Task instructions:
**A)** From the humor column, reproduce word for word the passage starting with "4. Dogs act" and going on through "your own equivalent.".
**B)** Give the title of every numbered entry in the humor column.

Given passage:
In ancient Rome, a large rectangular space known as the forum was the centre of public life. Before the city, it was a marsh. They drained it and made it a meeting place, between the Palatine and Capitoline hills. People did things, built things, engaged in the daily business of speaking to each other. Now, most of it is in ruins.
Today, I have the intense honour of contributing to this now long-running column of funniest things on the internet. Before me, many other funny, plugged-in people have added their own monuments to this increasingly crowded public space. These are mine:
1. Cranky Kong is a widower
I consider fan-made Wikipedia pages to be some of the funniest text online. For some reason, these pages exist for almost every cultural product ever created, including the various Donkey Kong video games. There is something about their syntax that maximally activates the humour cortex of my brain. It’s that level of gravitas, that faux academic tone, applied to various kinds of fictional video game ape.
2. Walking clock
Now I’m not saying the below clip is funnier, or even as funny, as anything the original golden age of The Simpsons (seasons two to eight) ever produced. But when you have seen as much Simpsons as I have, you have to find new and daring ways to enjoy it. This may not be funny to people who have not seen, or do not remember the original joke. It may not even be funny to those who do. Let’s find out.
3. Olivier Giroud is scared of Alf
I love football. Not just as a sport, but as a social phenomenon. Les Murray famously called it The World Game, and it is so often a nexus for history, geopolitics, culture, and people. Sometimes this expresses itself in the form of the French footballer Olivier Giroud and the American 90s sitcom Alf. When the Guardian put together its interactive of every player at the 2018 World Cup, this is the anecdote they began Giroud’s entry with. I consider it to be some of the most efficiently funny writing ever published.
4. Dogs act
Funny things aren’t relegated simply to well-known tweets, or a viral video – or a French footballer’s fear of an alien that eats cats. They can be an accident, a fleeting moment, an organic interaction observed by you, and only you. This is a celebration of those rare little mushrooms. Hopefully you have your own equivalent.
This is a Facebook comment of pure rage that I happened to see in 2017. I put it to you that it’s the funniest reaction anybody can have to the Bachelor, or really any television show.
5. Billy Eichner on Ratatouille
It is inherently funny to express an appreciation for the 2007 Pixar film Ratatouille. Many other people have also noticed this. But it wasn’t always like this. Before the Ratatouille renaissance, before Ratatouille the musical, when TikTok was still a sparkle in Vine’s eye, when Remy was still on the garbage heap of the Disney pile, Billy Eichner flew the flag for the much-maligned gastronomically blessed rodent. And this, I believe, is funnier than everything else combined.

Given records:

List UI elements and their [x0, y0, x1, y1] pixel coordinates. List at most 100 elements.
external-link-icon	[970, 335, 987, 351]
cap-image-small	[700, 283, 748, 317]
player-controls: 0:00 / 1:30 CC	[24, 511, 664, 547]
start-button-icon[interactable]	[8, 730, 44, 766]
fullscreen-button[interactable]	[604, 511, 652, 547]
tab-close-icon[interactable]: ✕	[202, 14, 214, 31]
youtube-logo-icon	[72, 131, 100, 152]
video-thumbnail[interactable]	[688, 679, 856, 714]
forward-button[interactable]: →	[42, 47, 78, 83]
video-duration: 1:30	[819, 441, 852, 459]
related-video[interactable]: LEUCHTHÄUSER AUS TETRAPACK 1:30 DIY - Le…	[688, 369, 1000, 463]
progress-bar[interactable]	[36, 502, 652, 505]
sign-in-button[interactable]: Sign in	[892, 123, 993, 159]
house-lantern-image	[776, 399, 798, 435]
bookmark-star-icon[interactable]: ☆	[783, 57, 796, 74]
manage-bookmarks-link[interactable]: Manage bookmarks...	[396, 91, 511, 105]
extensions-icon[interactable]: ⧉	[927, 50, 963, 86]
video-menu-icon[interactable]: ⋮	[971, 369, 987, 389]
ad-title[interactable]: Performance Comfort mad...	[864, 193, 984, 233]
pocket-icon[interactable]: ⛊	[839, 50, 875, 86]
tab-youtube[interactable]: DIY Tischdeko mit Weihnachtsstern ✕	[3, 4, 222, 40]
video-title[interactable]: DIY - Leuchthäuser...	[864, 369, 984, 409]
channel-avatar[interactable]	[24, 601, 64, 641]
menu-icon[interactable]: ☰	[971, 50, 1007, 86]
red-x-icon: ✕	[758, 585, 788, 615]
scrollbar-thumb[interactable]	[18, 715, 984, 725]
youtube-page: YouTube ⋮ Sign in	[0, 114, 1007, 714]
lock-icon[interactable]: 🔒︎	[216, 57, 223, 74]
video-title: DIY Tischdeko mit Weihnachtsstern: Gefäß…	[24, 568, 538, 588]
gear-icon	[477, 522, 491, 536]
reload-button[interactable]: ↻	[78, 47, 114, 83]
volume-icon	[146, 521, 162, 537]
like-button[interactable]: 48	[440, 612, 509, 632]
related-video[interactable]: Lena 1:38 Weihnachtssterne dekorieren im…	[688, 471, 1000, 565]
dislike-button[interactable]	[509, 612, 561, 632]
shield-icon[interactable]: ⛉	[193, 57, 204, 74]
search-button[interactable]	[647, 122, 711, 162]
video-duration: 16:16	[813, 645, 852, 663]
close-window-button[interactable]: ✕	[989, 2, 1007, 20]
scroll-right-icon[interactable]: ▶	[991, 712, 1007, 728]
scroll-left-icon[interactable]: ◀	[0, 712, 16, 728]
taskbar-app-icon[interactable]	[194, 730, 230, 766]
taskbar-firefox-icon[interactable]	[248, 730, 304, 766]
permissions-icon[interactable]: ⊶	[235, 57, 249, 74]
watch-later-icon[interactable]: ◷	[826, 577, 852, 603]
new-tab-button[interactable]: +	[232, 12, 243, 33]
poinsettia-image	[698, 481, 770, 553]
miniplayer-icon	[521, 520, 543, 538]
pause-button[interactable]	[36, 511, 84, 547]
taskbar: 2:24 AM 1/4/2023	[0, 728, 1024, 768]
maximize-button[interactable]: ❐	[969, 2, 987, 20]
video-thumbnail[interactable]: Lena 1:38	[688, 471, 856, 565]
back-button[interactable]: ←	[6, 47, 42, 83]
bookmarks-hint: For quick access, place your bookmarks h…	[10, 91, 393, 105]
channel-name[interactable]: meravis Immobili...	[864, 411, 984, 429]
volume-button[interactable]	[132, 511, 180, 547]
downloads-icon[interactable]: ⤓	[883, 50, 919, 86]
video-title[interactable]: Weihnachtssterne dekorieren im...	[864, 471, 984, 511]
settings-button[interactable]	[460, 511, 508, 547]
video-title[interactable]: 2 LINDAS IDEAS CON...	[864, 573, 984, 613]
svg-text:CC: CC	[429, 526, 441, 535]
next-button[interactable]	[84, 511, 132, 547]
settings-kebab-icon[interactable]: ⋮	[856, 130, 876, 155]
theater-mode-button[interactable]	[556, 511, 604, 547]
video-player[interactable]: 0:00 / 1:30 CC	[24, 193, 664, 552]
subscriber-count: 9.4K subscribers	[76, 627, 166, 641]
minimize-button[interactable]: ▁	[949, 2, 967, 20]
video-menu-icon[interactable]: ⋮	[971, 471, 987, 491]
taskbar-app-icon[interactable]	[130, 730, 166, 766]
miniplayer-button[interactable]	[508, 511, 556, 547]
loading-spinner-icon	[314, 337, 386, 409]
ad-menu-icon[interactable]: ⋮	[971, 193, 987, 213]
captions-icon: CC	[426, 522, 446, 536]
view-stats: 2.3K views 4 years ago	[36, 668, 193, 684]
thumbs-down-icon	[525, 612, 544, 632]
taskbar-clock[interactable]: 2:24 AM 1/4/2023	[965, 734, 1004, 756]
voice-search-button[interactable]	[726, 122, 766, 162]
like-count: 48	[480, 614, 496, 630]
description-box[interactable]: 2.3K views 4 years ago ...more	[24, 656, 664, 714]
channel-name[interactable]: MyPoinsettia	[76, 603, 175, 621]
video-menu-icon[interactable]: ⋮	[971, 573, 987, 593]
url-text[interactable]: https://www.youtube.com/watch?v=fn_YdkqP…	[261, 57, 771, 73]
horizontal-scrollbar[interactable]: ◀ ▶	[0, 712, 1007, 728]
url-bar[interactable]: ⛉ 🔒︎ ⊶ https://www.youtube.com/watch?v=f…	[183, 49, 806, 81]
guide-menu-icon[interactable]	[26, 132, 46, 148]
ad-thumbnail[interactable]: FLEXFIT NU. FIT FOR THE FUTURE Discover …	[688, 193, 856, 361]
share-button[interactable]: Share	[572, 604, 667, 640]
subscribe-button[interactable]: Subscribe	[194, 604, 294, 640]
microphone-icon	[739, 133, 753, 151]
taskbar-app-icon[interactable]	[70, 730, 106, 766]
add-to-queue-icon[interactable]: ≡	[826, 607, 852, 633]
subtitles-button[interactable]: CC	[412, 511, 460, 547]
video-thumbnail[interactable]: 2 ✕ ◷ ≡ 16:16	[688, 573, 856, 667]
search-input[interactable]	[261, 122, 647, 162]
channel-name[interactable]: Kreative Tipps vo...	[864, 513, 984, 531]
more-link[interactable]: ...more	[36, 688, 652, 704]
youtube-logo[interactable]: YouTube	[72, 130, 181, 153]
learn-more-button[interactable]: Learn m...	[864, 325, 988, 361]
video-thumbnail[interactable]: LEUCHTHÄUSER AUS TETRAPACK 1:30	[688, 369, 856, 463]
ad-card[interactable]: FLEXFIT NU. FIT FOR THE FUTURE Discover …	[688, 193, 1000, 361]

Task-by-task answers:
**A)**
4. Dogs act
Funny things aren’t relegated simply to well-known tweets, or a viral video – or a French footballer’s fear of an alien that eats cats. They can be an accident, a fleeting moment, an organic interaction observed by you, and only you. This is a celebration of those rare little mushrooms. Hopefully you have your own equivalent.

**B)**
Cranky Kong is a widower
Walking clock
Olivier Giroud is scared of Alf
Dogs act
Billy Eichner on Ratatouille